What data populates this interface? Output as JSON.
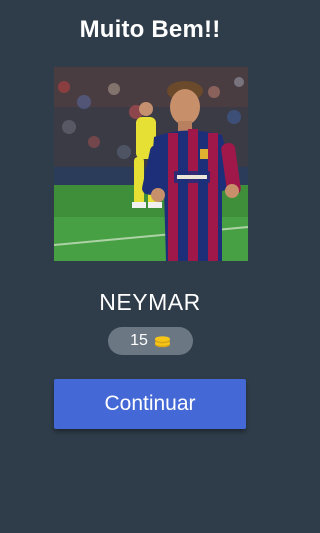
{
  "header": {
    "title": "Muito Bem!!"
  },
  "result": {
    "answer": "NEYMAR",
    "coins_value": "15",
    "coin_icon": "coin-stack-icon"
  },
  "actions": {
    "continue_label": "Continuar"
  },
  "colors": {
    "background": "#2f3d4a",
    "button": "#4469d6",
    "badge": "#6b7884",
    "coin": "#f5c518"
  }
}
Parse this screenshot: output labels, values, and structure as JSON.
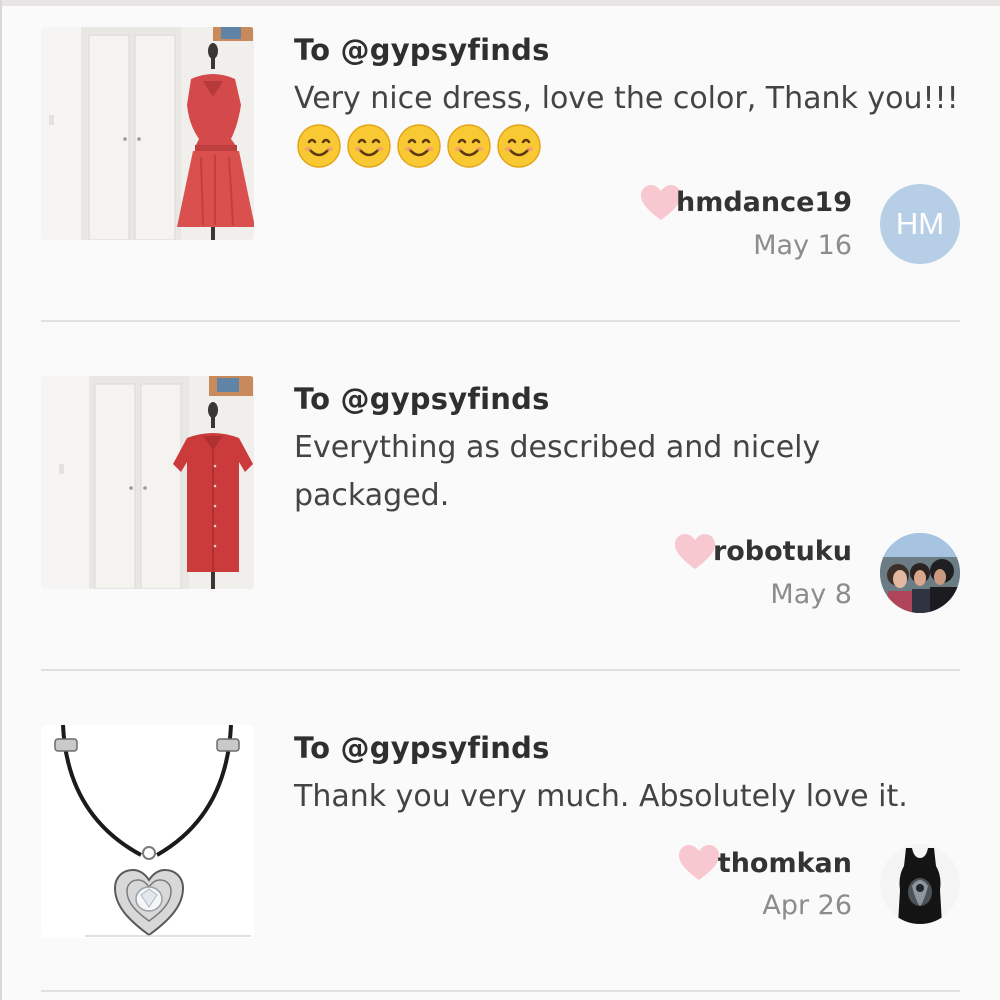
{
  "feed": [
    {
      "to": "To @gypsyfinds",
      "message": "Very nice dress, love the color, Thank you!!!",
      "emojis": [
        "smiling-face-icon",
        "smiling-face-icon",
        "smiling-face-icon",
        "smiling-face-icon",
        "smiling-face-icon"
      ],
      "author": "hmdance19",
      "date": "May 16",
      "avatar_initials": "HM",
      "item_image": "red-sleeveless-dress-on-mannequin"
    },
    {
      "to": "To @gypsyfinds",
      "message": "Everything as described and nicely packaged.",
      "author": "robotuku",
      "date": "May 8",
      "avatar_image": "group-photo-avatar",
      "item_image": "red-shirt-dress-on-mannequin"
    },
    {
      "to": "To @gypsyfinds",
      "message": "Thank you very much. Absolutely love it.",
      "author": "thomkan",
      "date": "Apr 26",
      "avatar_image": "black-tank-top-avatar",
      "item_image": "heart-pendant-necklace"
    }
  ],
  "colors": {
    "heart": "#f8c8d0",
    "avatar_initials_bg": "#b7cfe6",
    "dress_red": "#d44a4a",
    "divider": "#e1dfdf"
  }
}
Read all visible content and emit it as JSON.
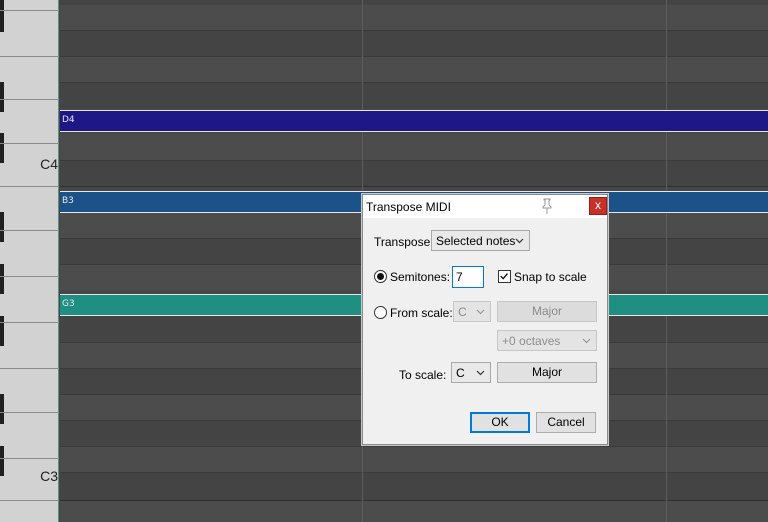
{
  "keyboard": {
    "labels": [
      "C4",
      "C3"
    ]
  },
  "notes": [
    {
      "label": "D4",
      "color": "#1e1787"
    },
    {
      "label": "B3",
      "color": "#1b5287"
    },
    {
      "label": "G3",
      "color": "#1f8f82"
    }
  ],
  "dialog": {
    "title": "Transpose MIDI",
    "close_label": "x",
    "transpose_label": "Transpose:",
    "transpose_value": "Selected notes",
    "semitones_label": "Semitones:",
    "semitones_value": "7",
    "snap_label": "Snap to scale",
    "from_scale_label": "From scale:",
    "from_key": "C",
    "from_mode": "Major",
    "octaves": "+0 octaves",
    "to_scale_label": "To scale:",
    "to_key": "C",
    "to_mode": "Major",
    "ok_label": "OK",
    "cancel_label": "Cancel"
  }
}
━━━━
_Task directions:_
Reproduce every line of the listing above in which the string "love" appears.

_Result below:_
      "message": "Very nice dress, love the color, Thank you!!!",
      "message": "Thank you very much. Absolutely love it.",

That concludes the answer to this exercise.